Repeat the listing in full, preserving every character.

════

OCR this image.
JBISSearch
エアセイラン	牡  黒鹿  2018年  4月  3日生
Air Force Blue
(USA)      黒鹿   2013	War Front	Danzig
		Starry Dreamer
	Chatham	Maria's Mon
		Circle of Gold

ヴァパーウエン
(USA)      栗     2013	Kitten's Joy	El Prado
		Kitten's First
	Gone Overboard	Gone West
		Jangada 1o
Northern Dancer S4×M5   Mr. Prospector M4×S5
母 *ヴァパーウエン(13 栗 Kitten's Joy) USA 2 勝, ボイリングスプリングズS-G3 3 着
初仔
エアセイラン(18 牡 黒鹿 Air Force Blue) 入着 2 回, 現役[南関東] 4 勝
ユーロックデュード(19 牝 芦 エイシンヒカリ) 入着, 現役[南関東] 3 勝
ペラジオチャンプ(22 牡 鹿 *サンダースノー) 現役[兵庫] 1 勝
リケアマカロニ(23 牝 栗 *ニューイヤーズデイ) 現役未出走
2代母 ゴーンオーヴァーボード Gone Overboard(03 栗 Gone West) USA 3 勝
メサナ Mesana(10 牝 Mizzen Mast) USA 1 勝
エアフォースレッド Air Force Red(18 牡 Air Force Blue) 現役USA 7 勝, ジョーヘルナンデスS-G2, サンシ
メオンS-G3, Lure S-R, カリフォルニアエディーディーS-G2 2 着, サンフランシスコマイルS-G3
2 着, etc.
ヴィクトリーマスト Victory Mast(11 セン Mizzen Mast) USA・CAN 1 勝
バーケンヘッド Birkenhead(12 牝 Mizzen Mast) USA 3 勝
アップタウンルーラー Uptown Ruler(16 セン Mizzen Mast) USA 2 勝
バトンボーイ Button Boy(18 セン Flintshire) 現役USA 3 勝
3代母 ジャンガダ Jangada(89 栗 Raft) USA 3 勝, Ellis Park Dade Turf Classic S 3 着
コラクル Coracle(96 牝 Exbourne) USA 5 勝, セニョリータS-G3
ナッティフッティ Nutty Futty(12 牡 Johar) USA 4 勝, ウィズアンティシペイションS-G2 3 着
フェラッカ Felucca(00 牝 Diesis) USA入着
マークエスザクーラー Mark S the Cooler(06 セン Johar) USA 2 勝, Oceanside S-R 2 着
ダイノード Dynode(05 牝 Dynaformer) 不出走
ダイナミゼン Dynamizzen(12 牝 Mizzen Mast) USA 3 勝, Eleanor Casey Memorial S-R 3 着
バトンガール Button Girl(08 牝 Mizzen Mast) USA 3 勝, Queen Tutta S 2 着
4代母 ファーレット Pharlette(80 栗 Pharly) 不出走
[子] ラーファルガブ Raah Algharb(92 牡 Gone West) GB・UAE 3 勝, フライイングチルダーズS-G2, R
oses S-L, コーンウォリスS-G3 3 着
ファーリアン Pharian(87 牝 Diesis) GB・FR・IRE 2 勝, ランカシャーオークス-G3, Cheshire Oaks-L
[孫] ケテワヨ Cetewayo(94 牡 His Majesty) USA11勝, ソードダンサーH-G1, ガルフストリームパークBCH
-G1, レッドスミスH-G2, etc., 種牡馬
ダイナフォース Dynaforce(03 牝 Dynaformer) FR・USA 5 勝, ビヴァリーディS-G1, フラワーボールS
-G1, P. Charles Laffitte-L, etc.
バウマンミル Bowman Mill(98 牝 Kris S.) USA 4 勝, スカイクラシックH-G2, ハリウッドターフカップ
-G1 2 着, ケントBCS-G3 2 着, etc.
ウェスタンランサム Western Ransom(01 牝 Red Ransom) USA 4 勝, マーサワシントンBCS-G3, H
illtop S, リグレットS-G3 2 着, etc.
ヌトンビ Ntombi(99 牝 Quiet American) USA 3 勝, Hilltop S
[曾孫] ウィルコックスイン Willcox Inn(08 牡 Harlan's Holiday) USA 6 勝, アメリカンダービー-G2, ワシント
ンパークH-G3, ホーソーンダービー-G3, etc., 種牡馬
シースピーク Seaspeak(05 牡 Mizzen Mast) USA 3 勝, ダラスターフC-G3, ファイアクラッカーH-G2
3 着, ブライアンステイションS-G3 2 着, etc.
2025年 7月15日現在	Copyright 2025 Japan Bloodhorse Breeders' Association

════

> _Final result_
OCR this image.
JBISSearch
エアセイラン	牡  黒鹿  2018年  4月  3日生
Air Force Blue
(USA)      黒鹿   2013	War Front	Danzig
		Starry Dreamer
	Chatham	Maria's Mon
		Circle of Gold

ヴァパーウエン
(USA)      栗     2013	Kitten's Joy	El Prado
		Kitten's First
	Gone Overboard	Gone West
		Jangada 1o
Northern Dancer S4×M5   Mr. Prospector M4×S5
母 *ヴァパーウエン(13 栗 Kitten's Joy) USA 2 勝, ボイリングスプリングズS-G3 3 着
初仔
エアセイラン(18 牡 黒鹿 Air Force Blue) 入着 2 回, 現役[南関東] 4 勝
ユーロックデュード(19 牝 芦 エイシンヒカリ) 入着, 現役[南関東] 3 勝
ペラジオチャンプ(22 牡 鹿 *サンダースノー) 現役[兵庫] 1 勝
リケアマカロニ(23 牝 栗 *ニューイヤーズデイ) 現役未出走
2代母 ゴーンオーヴァーボード Gone Overboard(03 栗 Gone West) USA 3 勝
メサナ Mesana(10 牝 Mizzen Mast) USA 1 勝
エアフォースレッド Air Force Red(18 牡 Air Force Blue) 現役USA 7 勝, ジョーヘルナンデスS-G2, サンシ
メオンS-G3, Lure S-R, カリフォルニアエディーディーS-G2 2 着, サンフランシスコマイルS-G3
2 着, etc.
ヴィクトリーマスト Victory Mast(11 セン Mizzen Mast) USA・CAN 1 勝
バーケンヘッド Birkenhead(12 牝 Mizzen Mast) USA 3 勝
アップタウンルーラー Uptown Ruler(16 セン Mizzen Mast) USA 2 勝
バトンボーイ Button Boy(18 セン Flintshire) 現役USA 3 勝
3代母 ジャンガダ Jangada(89 栗 Raft) USA 3 勝, Ellis Park Dade Turf Classic S 3 着
コラクル Coracle(96 牝 Exbourne) USA 5 勝, セニョリータS-G3
ナッティフッティ Nutty Futty(12 牡 Johar) USA 4 勝, ウィズアンティシペイションS-G2 3 着
フェラッカ Felucca(00 牝 Diesis) USA入着
マークエスザクーラー Mark S the Cooler(06 セン Johar) USA 2 勝, Oceanside S-R 2 着
ダイノード Dynode(05 牝 Dynaformer) 不出走
ダイナミゼン Dynamizzen(12 牝 Mizzen Mast) USA 3 勝, Eleanor Casey Memorial S-R 3 着
バトンガール Button Girl(08 牝 Mizzen Mast) USA 3 勝, Queen Tutta S 2 着
4代母 ファーレット Pharlette(80 栗 Pharly) 不出走
[子] ラーファルガブ Raah Algharb(92 牡 Gone West) GB・UAE 3 勝, フライイングチルダーズS-G2, R
oses S-L, コーンウォリスS-G3 3 着
ファーリアン Pharian(87 牝 Diesis) GB・FR・IRE 2 勝, ランカシャーオークス-G3, Cheshire Oaks-L
[孫] ケテワヨ Cetewayo(94 牡 His Majesty) USA11勝, ソードダンサーH-G1, ガルフストリームパークBCH
-G1, レッドスミスH-G2, etc., 種牡馬
ダイナフォース Dynaforce(03 牝 Dynaformer) FR・USA 5 勝, ビヴァリーディS-G1, フラワーボールS
-G1, P. Charles Laffitte-L, etc.
バウマンミル Bowman Mill(98 牝 Kris S.) USA 4 勝, スカイクラシックH-G2, ハリウッドターフカップ
-G1 2 着, ケントBCS-G3 2 着, etc.
ウェスタンランサム Western Ransom(01 牝 Red Ransom) USA 4 勝, マーサワシントンBCS-G3, H
illtop S, リグレットS-G3 2 着, etc.
ヌトンビ Ntombi(99 牝 Quiet American) USA 3 勝, Hilltop S
[曾孫] ウィルコックスイン Willcox Inn(08 牡 Harlan's Holiday) USA 6 勝, アメリカンダービー-G2, ワシント
ンパークH-G3, ホーソーンダービー-G3, etc., 種牡馬
シースピーク Seaspeak(05 牡 Mizzen Mast) USA 3 勝, ダラスターフC-G3, ファイアクラッカーH-G2
3 着, ブライアンステイションS-G3 2 着, etc.
2025年 7月15日現在	Copyright 2025 Japan Bloodhorse Breeders' Association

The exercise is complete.